— Given request —
Retype the records that come next, word for word.
+++ Listed entries
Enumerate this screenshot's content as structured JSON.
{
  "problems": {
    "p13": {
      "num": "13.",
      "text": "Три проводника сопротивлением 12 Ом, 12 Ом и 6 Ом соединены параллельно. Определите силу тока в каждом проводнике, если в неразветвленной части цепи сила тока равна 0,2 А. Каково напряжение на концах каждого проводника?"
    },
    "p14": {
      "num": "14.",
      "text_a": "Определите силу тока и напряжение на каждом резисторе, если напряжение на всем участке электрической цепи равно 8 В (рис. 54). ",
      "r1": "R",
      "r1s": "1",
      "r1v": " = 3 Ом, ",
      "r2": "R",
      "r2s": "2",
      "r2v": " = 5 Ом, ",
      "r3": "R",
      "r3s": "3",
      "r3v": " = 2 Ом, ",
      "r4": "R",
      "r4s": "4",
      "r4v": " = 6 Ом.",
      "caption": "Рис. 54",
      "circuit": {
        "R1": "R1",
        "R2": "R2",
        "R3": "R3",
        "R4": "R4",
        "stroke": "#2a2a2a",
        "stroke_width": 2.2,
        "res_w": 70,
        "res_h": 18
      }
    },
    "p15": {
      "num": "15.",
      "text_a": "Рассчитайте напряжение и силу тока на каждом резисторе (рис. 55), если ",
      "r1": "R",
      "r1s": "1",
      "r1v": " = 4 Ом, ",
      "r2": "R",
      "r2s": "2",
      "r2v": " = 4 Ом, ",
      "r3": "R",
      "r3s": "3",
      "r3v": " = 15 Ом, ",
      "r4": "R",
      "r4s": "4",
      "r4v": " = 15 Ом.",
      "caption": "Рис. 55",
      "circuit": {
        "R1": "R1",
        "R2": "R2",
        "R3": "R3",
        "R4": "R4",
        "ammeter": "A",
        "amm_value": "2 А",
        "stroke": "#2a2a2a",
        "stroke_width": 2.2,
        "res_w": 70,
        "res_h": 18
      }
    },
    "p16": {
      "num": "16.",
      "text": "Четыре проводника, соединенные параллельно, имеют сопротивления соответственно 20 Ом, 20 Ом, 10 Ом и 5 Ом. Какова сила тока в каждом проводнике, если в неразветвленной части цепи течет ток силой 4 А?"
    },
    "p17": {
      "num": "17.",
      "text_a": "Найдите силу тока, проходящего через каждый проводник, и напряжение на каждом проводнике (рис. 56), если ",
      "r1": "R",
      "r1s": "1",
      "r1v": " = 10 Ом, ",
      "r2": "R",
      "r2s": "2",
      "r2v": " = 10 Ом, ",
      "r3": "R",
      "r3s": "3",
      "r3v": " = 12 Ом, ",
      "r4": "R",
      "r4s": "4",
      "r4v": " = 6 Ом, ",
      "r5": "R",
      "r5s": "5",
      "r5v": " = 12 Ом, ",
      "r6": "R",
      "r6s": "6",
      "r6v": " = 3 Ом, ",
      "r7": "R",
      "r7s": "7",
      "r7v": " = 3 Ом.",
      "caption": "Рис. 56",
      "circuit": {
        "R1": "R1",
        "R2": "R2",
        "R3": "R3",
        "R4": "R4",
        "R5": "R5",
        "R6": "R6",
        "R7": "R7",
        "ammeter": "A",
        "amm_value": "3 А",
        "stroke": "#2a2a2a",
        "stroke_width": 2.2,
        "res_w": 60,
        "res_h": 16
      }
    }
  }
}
++++++
— The result —
Enumerate this screenshot's content as structured JSON.
{
  "problems": {
    "p13": {
      "num": "13.",
      "text": "Три проводника сопротивлением 12 Ом, 12 Ом и 6 Ом соединены параллельно. Определите силу тока в каждом проводнике, если в неразветвленной части цепи сила тока равна 0,2 А. Каково напряжение на концах каждого проводника?"
    },
    "p14": {
      "num": "14.",
      "text_a": "Определите силу тока и напряжение на каждом резисторе, если напряжение на всем участке электрической цепи равно 8 В (рис. 54). ",
      "r1": "R",
      "r1s": "1",
      "r1v": " = 3 Ом, ",
      "r2": "R",
      "r2s": "2",
      "r2v": " = 5 Ом, ",
      "r3": "R",
      "r3s": "3",
      "r3v": " = 2 Ом, ",
      "r4": "R",
      "r4s": "4",
      "r4v": " = 6 Ом.",
      "caption": "Рис. 54",
      "circuit": {
        "R1": "R1",
        "R2": "R2",
        "R3": "R3",
        "R4": "R4",
        "stroke": "#2a2a2a",
        "stroke_width": 2.2,
        "res_w": 70,
        "res_h": 18
      }
    },
    "p15": {
      "num": "15.",
      "text_a": "Рассчитайте напряжение и силу тока на каждом резисторе (рис. 55), если ",
      "r1": "R",
      "r1s": "1",
      "r1v": " = 4 Ом, ",
      "r2": "R",
      "r2s": "2",
      "r2v": " = 4 Ом, ",
      "r3": "R",
      "r3s": "3",
      "r3v": " = 15 Ом, ",
      "r4": "R",
      "r4s": "4",
      "r4v": " = 15 Ом.",
      "caption": "Рис. 55",
      "circuit": {
        "R1": "R1",
        "R2": "R2",
        "R3": "R3",
        "R4": "R4",
        "ammeter": "A",
        "amm_value": "2 А",
        "stroke": "#2a2a2a",
        "stroke_width": 2.2,
        "res_w": 70,
        "res_h": 18
      }
    },
    "p16": {
      "num": "16.",
      "text": "Четыре проводника, соединенные параллельно, имеют сопротивления соответственно 20 Ом, 20 Ом, 10 Ом и 5 Ом. Какова сила тока в каждом проводнике, если в неразветвленной части цепи течет ток силой 4 А?"
    },
    "p17": {
      "num": "17.",
      "text_a": "Найдите силу тока, проходящего через каждый проводник, и напряжение на каждом проводнике (рис. 56), если ",
      "r1": "R",
      "r1s": "1",
      "r1v": " = 10 Ом, ",
      "r2": "R",
      "r2s": "2",
      "r2v": " = 10 Ом, ",
      "r3": "R",
      "r3s": "3",
      "r3v": " = 12 Ом, ",
      "r4": "R",
      "r4s": "4",
      "r4v": " = 6 Ом, ",
      "r5": "R",
      "r5s": "5",
      "r5v": " = 12 Ом, ",
      "r6": "R",
      "r6s": "6",
      "r6v": " = 3 Ом, ",
      "r7": "R",
      "r7s": "7",
      "r7v": " = 3 Ом.",
      "caption": "Рис. 56",
      "circuit": {
        "R1": "R1",
        "R2": "R2",
        "R3": "R3",
        "R4": "R4",
        "R5": "R5",
        "R6": "R6",
        "R7": "R7",
        "ammeter": "A",
        "amm_value": "3 А",
        "stroke": "#2a2a2a",
        "stroke_width": 2.2,
        "res_w": 60,
        "res_h": 16
      }
    }
  }
}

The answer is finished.